▸ **The data**
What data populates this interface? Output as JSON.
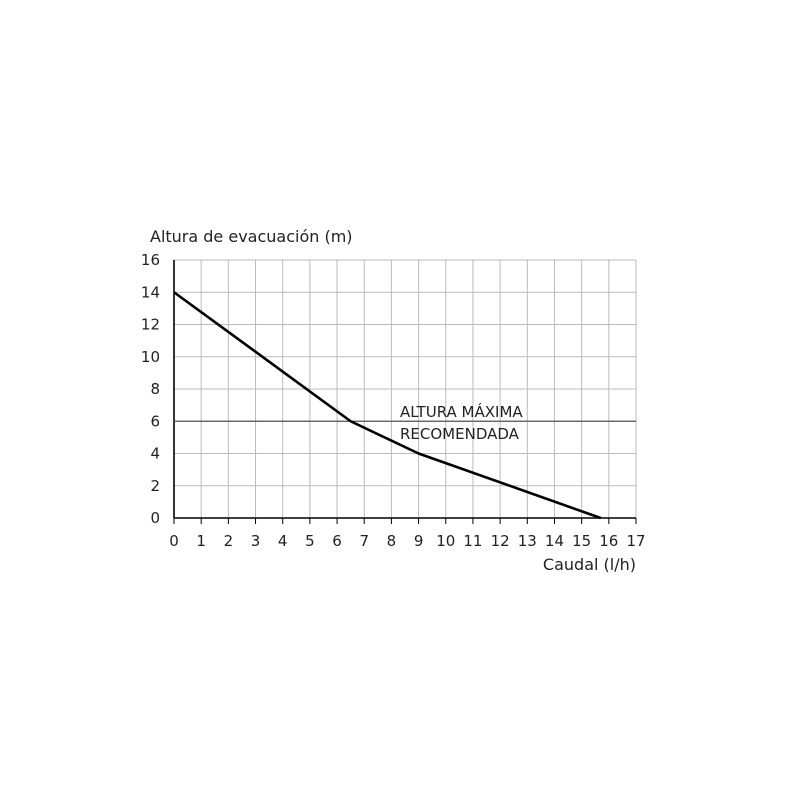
{
  "chart_data": {
    "type": "line",
    "title": "",
    "ylabel": "Altura de evacuación (m)",
    "xlabel": "Caudal (l/h)",
    "xlim": [
      0,
      17
    ],
    "ylim": [
      0,
      16
    ],
    "x_ticks": [
      "0",
      "1",
      "2",
      "3",
      "4",
      "5",
      "6",
      "7",
      "8",
      "9",
      "10",
      "11",
      "12",
      "13",
      "14",
      "15",
      "16",
      "17"
    ],
    "y_ticks": [
      "0",
      "2",
      "4",
      "6",
      "8",
      "10",
      "12",
      "14",
      "16"
    ],
    "grid": true,
    "legend": "none",
    "series": [
      {
        "x": [
          0,
          6.5,
          9,
          15.7
        ],
        "y": [
          14,
          6,
          4,
          0
        ]
      }
    ],
    "reference_line": {
      "y": 6,
      "label_line1": "ALTURA MÁXIMA",
      "label_line2": "RECOMENDADA"
    },
    "colors": {
      "grid": "#bbbbbb",
      "axis": "#000000",
      "series": "#000000",
      "reference": "#555555"
    }
  }
}
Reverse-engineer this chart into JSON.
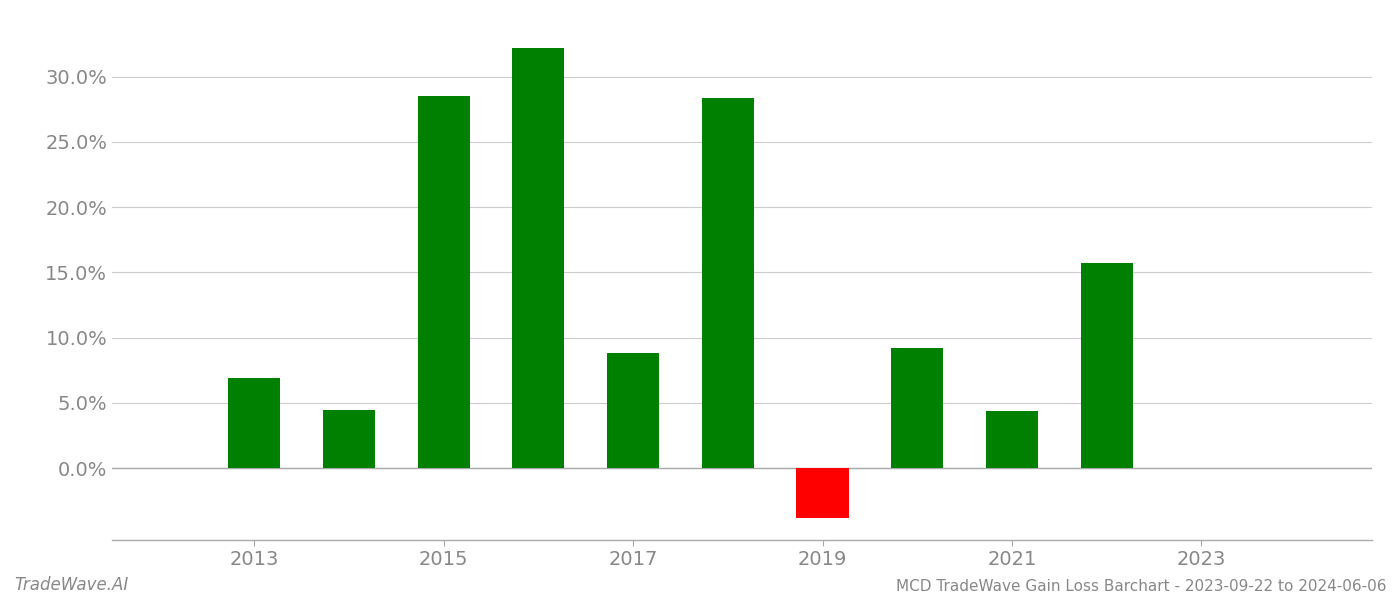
{
  "years": [
    2013,
    2014,
    2015,
    2016,
    2017,
    2018,
    2019,
    2020,
    2021,
    2022,
    2023
  ],
  "values": [
    0.069,
    0.045,
    0.285,
    0.322,
    0.088,
    0.284,
    -0.038,
    0.092,
    0.044,
    0.157,
    0.0
  ],
  "bar_colors": [
    "#008000",
    "#008000",
    "#008000",
    "#008000",
    "#008000",
    "#008000",
    "#ff0000",
    "#008000",
    "#008000",
    "#008000",
    "#008000"
  ],
  "title": "MCD TradeWave Gain Loss Barchart - 2023-09-22 to 2024-06-06",
  "watermark": "TradeWave.AI",
  "ylim_min": -0.055,
  "ylim_max": 0.345,
  "background_color": "#ffffff",
  "grid_color": "#cccccc",
  "bar_width": 0.55,
  "tick_years": [
    2013,
    2015,
    2017,
    2019,
    2021,
    2023
  ],
  "yticks": [
    0.0,
    0.05,
    0.1,
    0.15,
    0.2,
    0.25,
    0.3
  ],
  "xlim_left": 2011.5,
  "xlim_right": 2024.8,
  "tick_fontsize": 14,
  "title_fontsize": 11,
  "watermark_fontsize": 12
}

▸ **Required task**
All the records need to be repeated exactly, with the images dropped.

▸ **The output**
What data populates this interface? Output as JSON.
{
  "chart_data": {
    "type": "line",
    "title": "",
    "ylabel": "Altura de evacuación (m)",
    "xlabel": "Caudal (l/h)",
    "xlim": [
      0,
      17
    ],
    "ylim": [
      0,
      16
    ],
    "x_ticks": [
      "0",
      "1",
      "2",
      "3",
      "4",
      "5",
      "6",
      "7",
      "8",
      "9",
      "10",
      "11",
      "12",
      "13",
      "14",
      "15",
      "16",
      "17"
    ],
    "y_ticks": [
      "0",
      "2",
      "4",
      "6",
      "8",
      "10",
      "12",
      "14",
      "16"
    ],
    "grid": true,
    "legend": "none",
    "series": [
      {
        "x": [
          0,
          6.5,
          9,
          15.7
        ],
        "y": [
          14,
          6,
          4,
          0
        ]
      }
    ],
    "reference_line": {
      "y": 6,
      "label_line1": "ALTURA MÁXIMA",
      "label_line2": "RECOMENDADA"
    },
    "colors": {
      "grid": "#bbbbbb",
      "axis": "#000000",
      "series": "#000000",
      "reference": "#555555"
    }
  }
}
Reverse-engineer this chart into JSON.
{
  "years": [
    2013,
    2014,
    2015,
    2016,
    2017,
    2018,
    2019,
    2020,
    2021,
    2022,
    2023
  ],
  "values": [
    0.069,
    0.045,
    0.285,
    0.322,
    0.088,
    0.284,
    -0.038,
    0.092,
    0.044,
    0.157,
    0.0
  ],
  "bar_colors": [
    "#008000",
    "#008000",
    "#008000",
    "#008000",
    "#008000",
    "#008000",
    "#ff0000",
    "#008000",
    "#008000",
    "#008000",
    "#008000"
  ],
  "title": "MCD TradeWave Gain Loss Barchart - 2023-09-22 to 2024-06-06",
  "watermark": "TradeWave.AI",
  "ylim_min": -0.055,
  "ylim_max": 0.345,
  "background_color": "#ffffff",
  "grid_color": "#cccccc",
  "bar_width": 0.55,
  "tick_years": [
    2013,
    2015,
    2017,
    2019,
    2021,
    2023
  ],
  "yticks": [
    0.0,
    0.05,
    0.1,
    0.15,
    0.2,
    0.25,
    0.3
  ],
  "xlim_left": 2011.5,
  "xlim_right": 2024.8,
  "tick_fontsize": 14,
  "title_fontsize": 11,
  "watermark_fontsize": 12
}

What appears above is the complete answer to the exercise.